Görev Listesi =
1/ Ukrayna krizini ele alan yazıdan, "Erhan Ayaz 25/01/2022" ifadesinin geçtiği sözlerle açılıp "değerlendirmesini yapmak istiyorum." ile kapanan bölümü hiçbir şeyi değiştirmeden çıkarın.
2/ Ukrayna krizini ele alan yazıya göre ABD Dışişleri Bakanı Blinken ile Rus mevkidaşı Lavrov hangi şehirde bir araya geldi?

Zorlayıcı Diplomasi: Rusya ile ABD’nin Ukrayna Üzerindeki Krizinin Tasviri

Erhan Ayaz 25/01/2022 - 08:35:26

Dünya’da gündemin en öne çıkan maddesi kuşkusuz Rusya’nın hem Ukrayna sınırına hem de Belarus’a yaptığı çok büyük askeri konuşlanmalarının sonucunda yaşanması muhtemel sıcak çatışma durumu. Özetle Ukrayna ile Rusya arasındaki gerilimin çatışmaya dönüşme ihtimali 2022’nin en önemli jeopolitik sorusu olmaya devam ediyor. Tabi ek olarak da Türkiye’nin bu krizdeki dış politika tercihleri de ayrıca değerlendirilmesi gereken bir durum. Ancak ben bu yazımda Rusya’nın dış politika tercihlerinin diplomasi açısından bir değerlendirmesini yapmak istiyorum. 
 
Diplomasi bir mücadele sanatıdır aslında. Hatta kıymetli ve duayen büyükelçilerimizden Onur Öymen’in kitabına adını verdiği şekilde silahsız bir savaştır. Ancak diplomasi kuşkusuz çok karmaşık bir kavram ve çok fazla farklı yöntemi olan bir stratejiler bütünüdür aslında. Şu an yaşadığımız kriz de gösteriyor ki diplomasi uluslararası ilişkiler ve dış politika açısından çok dikkatli ve vakur şekilde yürütülmesi gereken bir alandır. Tabi tarafların kendilerini soktukları krizin bir çıkış planı henüz masada yok ancak krizin de şu ana kadar sıcak çatışmaya dönüşmesinin arkasında yatan konu ise yine diplomasi. Yani tarafların karşılıklı olarak konuşabiliyor olması. ABD Başkanı Biden ile Rus mevkidaşı Putin’in geçtiğimiz haftalarda gerçekleştirdikleri dijital toplantıların ardından krizin zirva yaptığı dönemde ABD Dışişleri Bakanı Blinken ile Rus mevkidaşı Lavrov Cenevre'de bir araya geldiler ve karşılıklı beklentilerini ilettiler. Tabi taraflar karşılıklı diyalog halini devam ettirirken durum saha da çok sıcak bir noktaya geldi. Konuyu jeopolitik bir şekilde analiz etmeye bir sonraki yazımda analiz etmeye çalışacağım ancak bu hafta Rusya’nın bu krizde uygulamaya çalıştığı stratejiyi diplomasi dilinde anlatmaya çalışacağım.

Veri Kesitleri =
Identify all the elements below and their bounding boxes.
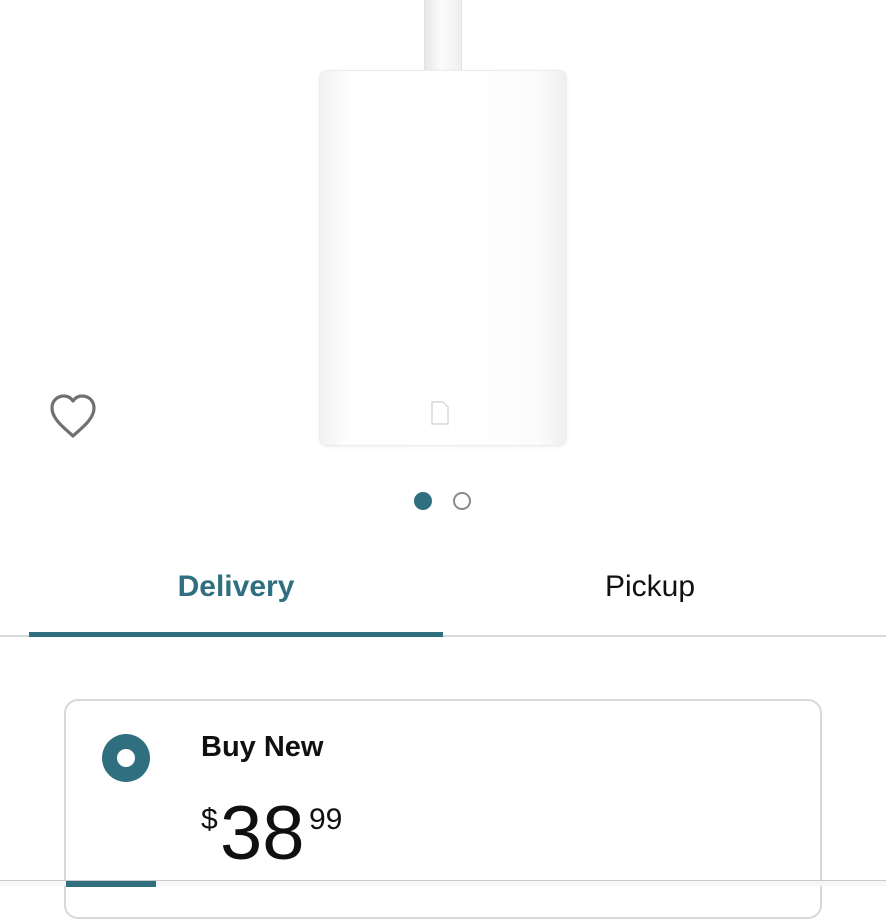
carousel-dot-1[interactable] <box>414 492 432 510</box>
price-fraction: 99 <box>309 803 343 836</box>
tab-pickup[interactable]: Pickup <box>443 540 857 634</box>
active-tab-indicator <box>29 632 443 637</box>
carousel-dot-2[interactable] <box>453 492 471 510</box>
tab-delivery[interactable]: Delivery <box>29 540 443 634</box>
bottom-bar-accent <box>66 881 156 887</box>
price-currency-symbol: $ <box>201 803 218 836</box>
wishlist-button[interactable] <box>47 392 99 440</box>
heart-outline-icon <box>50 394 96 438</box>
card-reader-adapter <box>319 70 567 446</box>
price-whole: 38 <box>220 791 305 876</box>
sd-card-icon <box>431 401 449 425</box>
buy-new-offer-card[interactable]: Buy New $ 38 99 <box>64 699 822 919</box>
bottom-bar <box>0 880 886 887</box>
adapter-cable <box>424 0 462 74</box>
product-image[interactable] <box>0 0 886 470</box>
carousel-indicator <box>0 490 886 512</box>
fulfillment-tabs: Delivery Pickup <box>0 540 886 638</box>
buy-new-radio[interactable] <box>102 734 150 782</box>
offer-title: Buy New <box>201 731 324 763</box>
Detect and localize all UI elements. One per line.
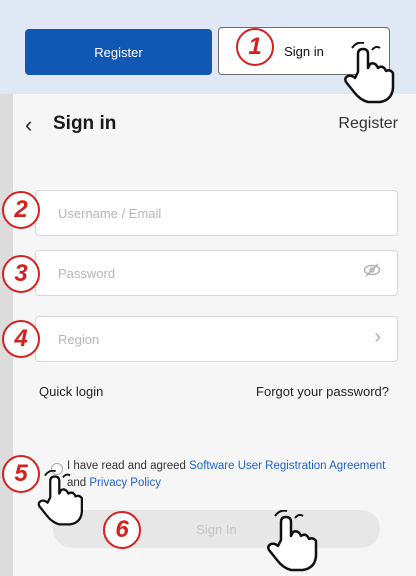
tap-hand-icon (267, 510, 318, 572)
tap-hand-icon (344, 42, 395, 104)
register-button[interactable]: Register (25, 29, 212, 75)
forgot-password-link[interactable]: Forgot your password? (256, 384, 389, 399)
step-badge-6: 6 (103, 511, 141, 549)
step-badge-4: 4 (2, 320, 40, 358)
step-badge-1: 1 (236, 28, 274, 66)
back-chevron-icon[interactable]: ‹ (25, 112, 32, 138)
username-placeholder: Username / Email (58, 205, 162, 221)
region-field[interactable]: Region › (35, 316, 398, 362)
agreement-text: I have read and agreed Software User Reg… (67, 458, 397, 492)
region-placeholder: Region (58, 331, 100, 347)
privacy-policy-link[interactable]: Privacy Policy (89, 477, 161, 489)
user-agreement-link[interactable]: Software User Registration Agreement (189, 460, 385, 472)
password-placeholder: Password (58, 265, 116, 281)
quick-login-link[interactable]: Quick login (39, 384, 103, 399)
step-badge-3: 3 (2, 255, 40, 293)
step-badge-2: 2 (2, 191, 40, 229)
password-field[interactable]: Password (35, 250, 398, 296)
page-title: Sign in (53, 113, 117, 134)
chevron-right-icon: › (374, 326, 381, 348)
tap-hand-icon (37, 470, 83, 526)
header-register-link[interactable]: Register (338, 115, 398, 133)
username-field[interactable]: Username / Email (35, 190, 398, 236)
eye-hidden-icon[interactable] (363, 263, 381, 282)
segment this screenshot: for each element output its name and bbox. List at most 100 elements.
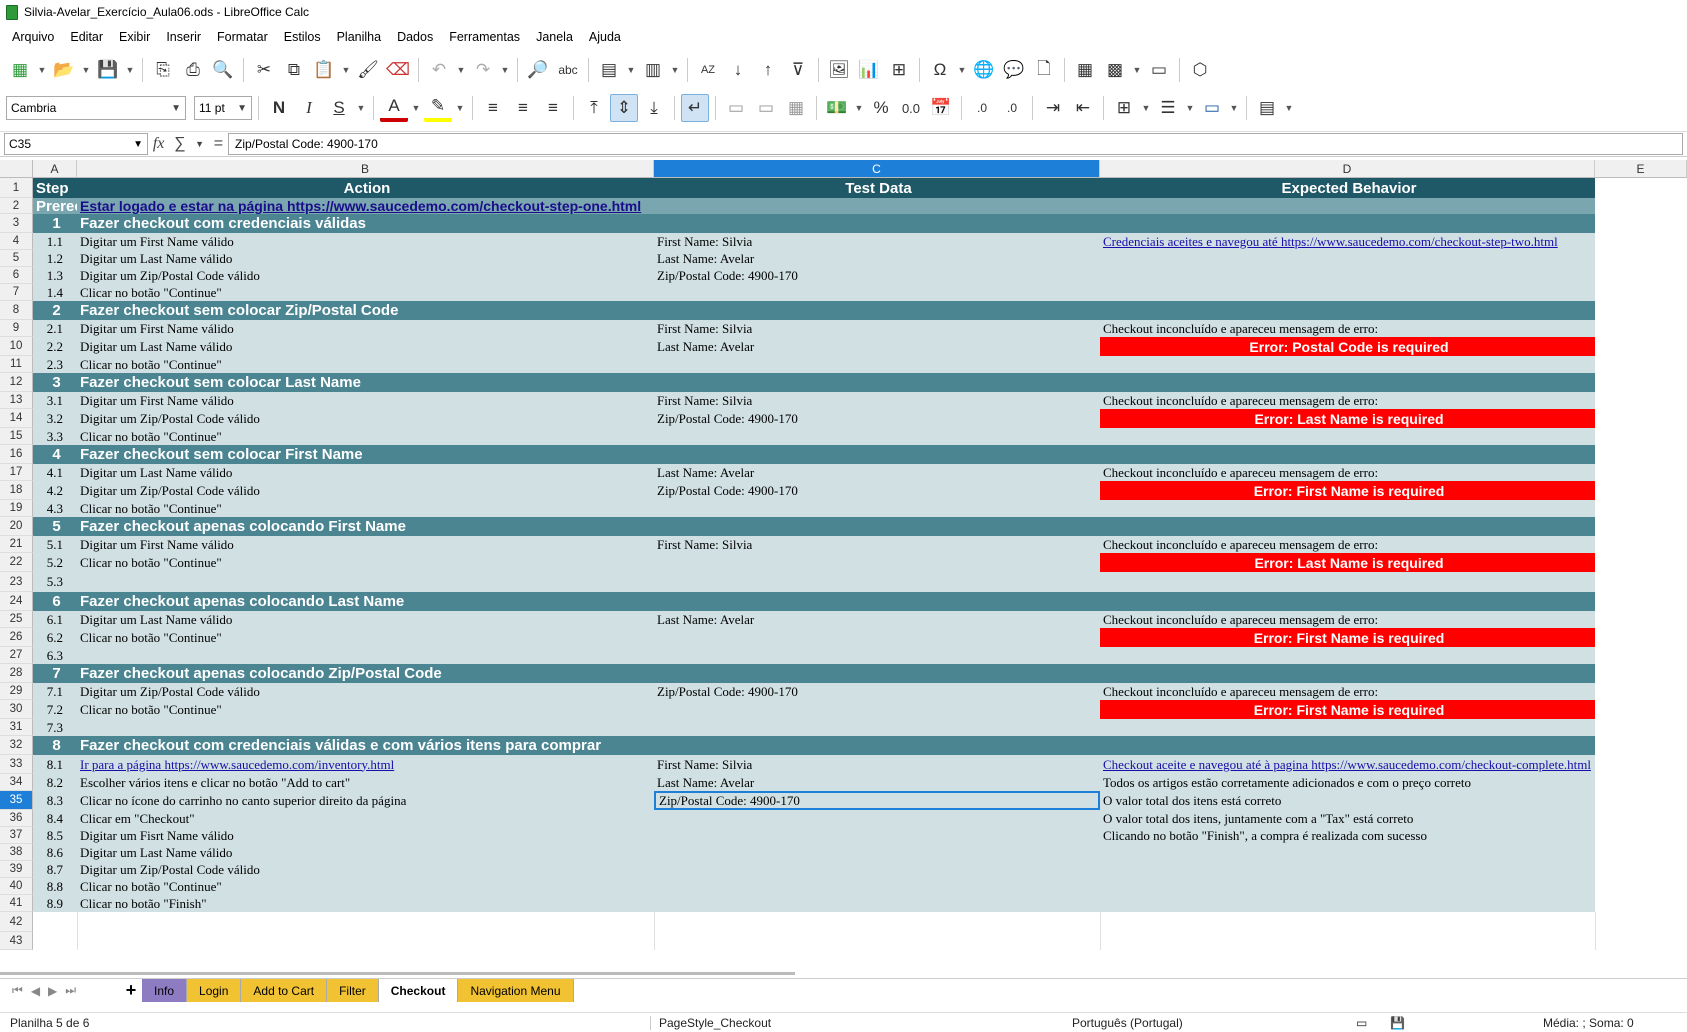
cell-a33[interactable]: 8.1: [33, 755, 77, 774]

Çözümler =
1/
Erhan Ayaz 25/01/2022 - 08:35:26

Dünya’da gündemin en öne çıkan maddesi kuşkusuz Rusya’nın hem Ukrayna sınırına hem de Belarus’a yaptığı çok büyük askeri konuşlanmalarının sonucunda yaşanması muhtemel sıcak çatışma durumu. Özetle Ukrayna ile Rusya arasındaki gerilimin çatışmaya dönüşme ihtimali 2022’nin en önemli jeopolitik sorusu olmaya devam ediyor. Tabi ek olarak da Türkiye’nin bu krizdeki dış politika tercihleri de ayrıca değerlendirilmesi gereken bir durum. Ancak ben bu yazımda Rusya’nın dış politika tercihlerinin diplomasi açısından bir değerlendirmesini yapmak istiyorum.

2/ Cenevre'de bir araya geldiler.